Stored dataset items
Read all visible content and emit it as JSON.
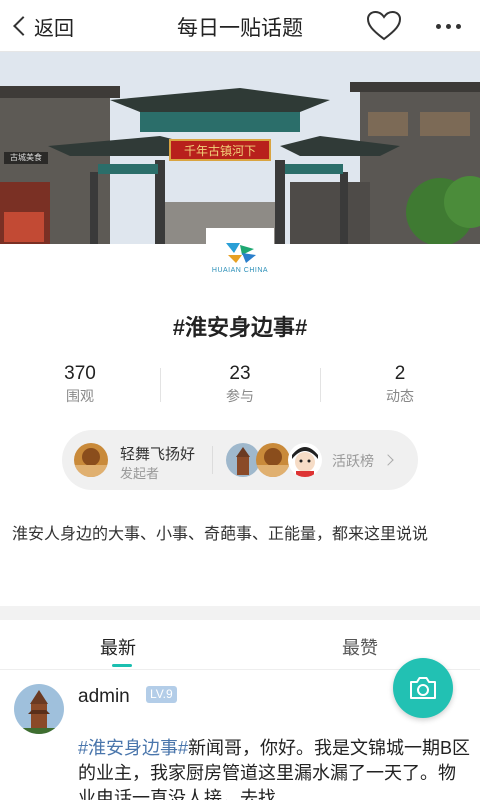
{
  "nav": {
    "back_label": "返回",
    "title": "每日一贴话题",
    "icons": [
      "back-chevron-icon",
      "heart-icon",
      "more-icon"
    ]
  },
  "banner": {
    "gate_sign": "千年古镇河下",
    "shop_sign": "古城美食",
    "logo_caption": "HUAIAN CHINA",
    "logo_text": "淮安"
  },
  "topic": {
    "title": "#淮安身边事#"
  },
  "stats": [
    {
      "value": "370",
      "label": "围观"
    },
    {
      "value": "23",
      "label": "参与"
    },
    {
      "value": "2",
      "label": "动态"
    }
  ],
  "initiator": {
    "name": "轻舞飞扬好",
    "role": "发起者",
    "rank_label": "活跃榜"
  },
  "description": "淮安人身边的大事、小事、奇葩事、正能量，都来这里说说",
  "tabs": [
    {
      "label": "最新",
      "active": true
    },
    {
      "label": "最赞",
      "active": false
    }
  ],
  "post": {
    "author": "admin",
    "level": "LV.9",
    "tag": "#淮安身边事#",
    "text": "新闻哥，你好。我是文锦城一期B区的业主，我家厨房管道这里漏水漏了一天了。物业电话一直没人接，去找"
  },
  "colors": {
    "accent": "#22c1b3",
    "tag_blue": "#4a76ac",
    "level_badge": "#b3cde8"
  }
}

## YOUR INSTRUCTIONS
Quote the listing above in full, except for the pictures.

## EXERCISE RESPONSE
Read all visible content and emit it as JSON.
{
  "nav": {
    "back_label": "返回",
    "title": "每日一贴话题",
    "icons": [
      "back-chevron-icon",
      "heart-icon",
      "more-icon"
    ]
  },
  "banner": {
    "gate_sign": "千年古镇河下",
    "shop_sign": "古城美食",
    "logo_caption": "HUAIAN CHINA",
    "logo_text": "淮安"
  },
  "topic": {
    "title": "#淮安身边事#"
  },
  "stats": [
    {
      "value": "370",
      "label": "围观"
    },
    {
      "value": "23",
      "label": "参与"
    },
    {
      "value": "2",
      "label": "动态"
    }
  ],
  "initiator": {
    "name": "轻舞飞扬好",
    "role": "发起者",
    "rank_label": "活跃榜"
  },
  "description": "淮安人身边的大事、小事、奇葩事、正能量，都来这里说说",
  "tabs": [
    {
      "label": "最新",
      "active": true
    },
    {
      "label": "最赞",
      "active": false
    }
  ],
  "post": {
    "author": "admin",
    "level": "LV.9",
    "tag": "#淮安身边事#",
    "text": "新闻哥，你好。我是文锦城一期B区的业主，我家厨房管道这里漏水漏了一天了。物业电话一直没人接，去找"
  },
  "colors": {
    "accent": "#22c1b3",
    "tag_blue": "#4a76ac",
    "level_badge": "#b3cde8"
  }
}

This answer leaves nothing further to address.